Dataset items
----

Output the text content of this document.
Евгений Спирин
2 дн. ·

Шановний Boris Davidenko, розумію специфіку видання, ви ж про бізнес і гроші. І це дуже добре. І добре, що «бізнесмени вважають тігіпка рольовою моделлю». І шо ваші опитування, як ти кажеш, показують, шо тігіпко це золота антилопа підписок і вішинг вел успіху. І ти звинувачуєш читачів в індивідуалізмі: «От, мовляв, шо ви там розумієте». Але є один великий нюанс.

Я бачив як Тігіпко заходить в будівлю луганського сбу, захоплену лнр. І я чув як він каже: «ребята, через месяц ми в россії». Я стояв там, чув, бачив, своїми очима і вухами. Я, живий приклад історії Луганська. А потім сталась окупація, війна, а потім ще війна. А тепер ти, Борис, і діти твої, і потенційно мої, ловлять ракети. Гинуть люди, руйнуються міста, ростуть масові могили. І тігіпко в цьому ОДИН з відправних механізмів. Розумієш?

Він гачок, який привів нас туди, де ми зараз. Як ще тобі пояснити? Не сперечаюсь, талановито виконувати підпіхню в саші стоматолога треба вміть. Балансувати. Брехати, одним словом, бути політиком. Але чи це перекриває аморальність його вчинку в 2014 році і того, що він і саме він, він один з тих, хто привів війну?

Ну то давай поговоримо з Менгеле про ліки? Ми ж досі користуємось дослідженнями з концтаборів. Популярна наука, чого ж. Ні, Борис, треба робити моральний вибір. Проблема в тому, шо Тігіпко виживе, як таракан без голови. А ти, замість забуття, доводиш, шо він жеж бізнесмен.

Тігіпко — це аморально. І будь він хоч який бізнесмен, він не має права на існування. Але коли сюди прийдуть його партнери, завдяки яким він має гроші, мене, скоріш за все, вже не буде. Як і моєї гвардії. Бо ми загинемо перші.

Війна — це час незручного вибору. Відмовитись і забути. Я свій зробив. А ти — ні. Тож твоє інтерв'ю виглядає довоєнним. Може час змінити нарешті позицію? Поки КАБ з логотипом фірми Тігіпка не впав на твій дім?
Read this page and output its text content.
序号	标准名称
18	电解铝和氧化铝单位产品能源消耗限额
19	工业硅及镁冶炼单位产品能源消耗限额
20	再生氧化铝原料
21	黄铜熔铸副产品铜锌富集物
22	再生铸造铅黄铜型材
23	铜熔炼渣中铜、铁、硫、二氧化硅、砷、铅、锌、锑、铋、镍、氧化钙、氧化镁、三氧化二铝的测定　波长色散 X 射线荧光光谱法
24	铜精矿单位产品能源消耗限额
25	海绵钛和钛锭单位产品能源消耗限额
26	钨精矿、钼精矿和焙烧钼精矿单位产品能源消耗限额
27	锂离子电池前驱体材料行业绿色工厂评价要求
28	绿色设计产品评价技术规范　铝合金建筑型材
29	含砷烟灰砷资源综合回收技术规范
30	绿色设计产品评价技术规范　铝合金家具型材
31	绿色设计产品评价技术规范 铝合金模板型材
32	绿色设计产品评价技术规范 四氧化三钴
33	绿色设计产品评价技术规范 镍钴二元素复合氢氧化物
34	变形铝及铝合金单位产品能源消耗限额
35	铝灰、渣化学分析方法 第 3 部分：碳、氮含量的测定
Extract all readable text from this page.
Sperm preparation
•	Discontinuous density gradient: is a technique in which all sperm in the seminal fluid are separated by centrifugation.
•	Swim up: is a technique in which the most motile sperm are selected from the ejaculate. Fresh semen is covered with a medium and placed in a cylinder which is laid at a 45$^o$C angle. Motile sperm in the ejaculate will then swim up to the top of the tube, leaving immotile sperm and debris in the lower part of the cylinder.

----

* Problem statement:
Show every line that contains the word "треба".

* Full solution:
Він гачок, який привів нас туди, де ми зараз. Як ще тобі пояснити? Не сперечаюсь, талановито виконувати підпіхню в саші стоматолога треба вміть. Балансувати. Брехати, одним словом, бути політиком. Але чи це перекриває аморальність його вчинку в 2014 році і того, що він і саме він, він один з тих, хто привів війну?
Ну то давай поговоримо з Менгеле про ліки? Ми ж досі користуємось дослідженнями з концтаборів. Популярна наука, чого ж. Ні, Борис, треба робити моральний вибір. Проблема в тому, шо Тігіпко виживе, як таракан без голови. А ти, замість забуття, доводиш, шо він жеж бізнесмен.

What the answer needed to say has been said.